__Exercise details__: Locate every line below that contains the word "JSON" and copy it.

__Dataset content__:
================================
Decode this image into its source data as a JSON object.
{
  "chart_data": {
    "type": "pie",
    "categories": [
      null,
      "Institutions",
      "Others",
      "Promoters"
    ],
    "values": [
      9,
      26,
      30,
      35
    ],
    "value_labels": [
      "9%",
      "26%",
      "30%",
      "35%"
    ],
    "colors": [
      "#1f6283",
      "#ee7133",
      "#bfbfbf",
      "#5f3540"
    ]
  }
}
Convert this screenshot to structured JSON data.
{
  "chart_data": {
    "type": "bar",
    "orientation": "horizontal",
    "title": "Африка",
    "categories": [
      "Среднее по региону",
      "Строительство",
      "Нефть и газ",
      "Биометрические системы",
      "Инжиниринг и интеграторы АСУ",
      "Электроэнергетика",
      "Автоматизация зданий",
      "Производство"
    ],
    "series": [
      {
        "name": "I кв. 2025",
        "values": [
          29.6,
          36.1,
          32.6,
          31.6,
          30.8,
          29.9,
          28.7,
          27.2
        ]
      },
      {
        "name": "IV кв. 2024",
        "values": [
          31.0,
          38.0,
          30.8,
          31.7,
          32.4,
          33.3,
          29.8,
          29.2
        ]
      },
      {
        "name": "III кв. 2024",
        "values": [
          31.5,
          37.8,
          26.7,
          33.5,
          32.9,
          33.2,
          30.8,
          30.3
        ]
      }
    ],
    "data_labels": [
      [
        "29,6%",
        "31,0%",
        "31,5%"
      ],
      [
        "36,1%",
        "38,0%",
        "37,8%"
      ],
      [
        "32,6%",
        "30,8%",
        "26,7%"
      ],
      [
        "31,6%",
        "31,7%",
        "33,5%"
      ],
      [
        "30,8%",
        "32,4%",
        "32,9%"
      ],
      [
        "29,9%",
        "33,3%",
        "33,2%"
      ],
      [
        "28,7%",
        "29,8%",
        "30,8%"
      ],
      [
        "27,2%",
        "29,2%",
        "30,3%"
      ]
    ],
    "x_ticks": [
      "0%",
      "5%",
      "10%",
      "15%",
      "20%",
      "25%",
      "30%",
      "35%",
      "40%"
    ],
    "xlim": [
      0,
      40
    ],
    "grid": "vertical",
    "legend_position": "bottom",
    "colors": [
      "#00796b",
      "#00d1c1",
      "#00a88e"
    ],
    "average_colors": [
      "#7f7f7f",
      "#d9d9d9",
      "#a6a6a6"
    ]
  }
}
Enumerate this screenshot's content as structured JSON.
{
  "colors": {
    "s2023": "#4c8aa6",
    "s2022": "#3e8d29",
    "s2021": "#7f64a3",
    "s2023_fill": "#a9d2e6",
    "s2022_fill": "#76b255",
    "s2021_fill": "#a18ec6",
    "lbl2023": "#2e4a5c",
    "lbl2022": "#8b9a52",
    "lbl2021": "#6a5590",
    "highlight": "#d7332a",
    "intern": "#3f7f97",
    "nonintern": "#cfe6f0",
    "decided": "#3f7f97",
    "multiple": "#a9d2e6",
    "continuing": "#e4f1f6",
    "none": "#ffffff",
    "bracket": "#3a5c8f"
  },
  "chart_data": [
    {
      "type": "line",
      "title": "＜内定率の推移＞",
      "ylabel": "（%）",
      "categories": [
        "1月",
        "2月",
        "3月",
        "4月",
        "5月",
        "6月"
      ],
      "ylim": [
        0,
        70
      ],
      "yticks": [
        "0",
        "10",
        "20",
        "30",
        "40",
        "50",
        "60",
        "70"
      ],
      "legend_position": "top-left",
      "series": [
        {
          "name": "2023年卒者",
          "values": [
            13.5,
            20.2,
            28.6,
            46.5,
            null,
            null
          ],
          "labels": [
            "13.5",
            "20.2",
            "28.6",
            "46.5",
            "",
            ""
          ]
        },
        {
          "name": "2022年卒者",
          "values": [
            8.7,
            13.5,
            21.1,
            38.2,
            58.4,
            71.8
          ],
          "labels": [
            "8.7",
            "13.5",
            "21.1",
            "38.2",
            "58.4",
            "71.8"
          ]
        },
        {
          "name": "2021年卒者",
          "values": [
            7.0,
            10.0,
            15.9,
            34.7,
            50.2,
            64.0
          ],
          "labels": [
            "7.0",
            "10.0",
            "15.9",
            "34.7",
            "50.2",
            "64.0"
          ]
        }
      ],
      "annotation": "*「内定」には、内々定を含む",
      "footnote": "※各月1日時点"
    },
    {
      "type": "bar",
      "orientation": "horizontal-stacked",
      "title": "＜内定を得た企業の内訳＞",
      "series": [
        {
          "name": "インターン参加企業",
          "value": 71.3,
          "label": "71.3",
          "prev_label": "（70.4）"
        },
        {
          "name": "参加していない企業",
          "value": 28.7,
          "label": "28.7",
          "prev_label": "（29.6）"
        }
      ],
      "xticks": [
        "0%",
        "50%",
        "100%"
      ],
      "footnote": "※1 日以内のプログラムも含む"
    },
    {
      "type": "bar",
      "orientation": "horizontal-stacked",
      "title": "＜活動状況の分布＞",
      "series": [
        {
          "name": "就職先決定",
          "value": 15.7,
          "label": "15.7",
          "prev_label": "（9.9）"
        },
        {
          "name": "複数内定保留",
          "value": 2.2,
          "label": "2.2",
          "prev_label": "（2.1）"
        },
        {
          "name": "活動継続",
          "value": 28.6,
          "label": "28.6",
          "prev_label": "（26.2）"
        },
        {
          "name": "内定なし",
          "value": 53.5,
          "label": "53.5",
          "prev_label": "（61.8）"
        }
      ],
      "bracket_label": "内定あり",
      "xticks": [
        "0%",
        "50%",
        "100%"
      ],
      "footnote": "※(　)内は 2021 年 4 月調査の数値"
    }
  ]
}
================================
__Answer to this exercise__:
Decode this image into its source data as a JSON object.
Convert this screenshot to structured JSON data.
Enumerate this screenshot's content as structured JSON.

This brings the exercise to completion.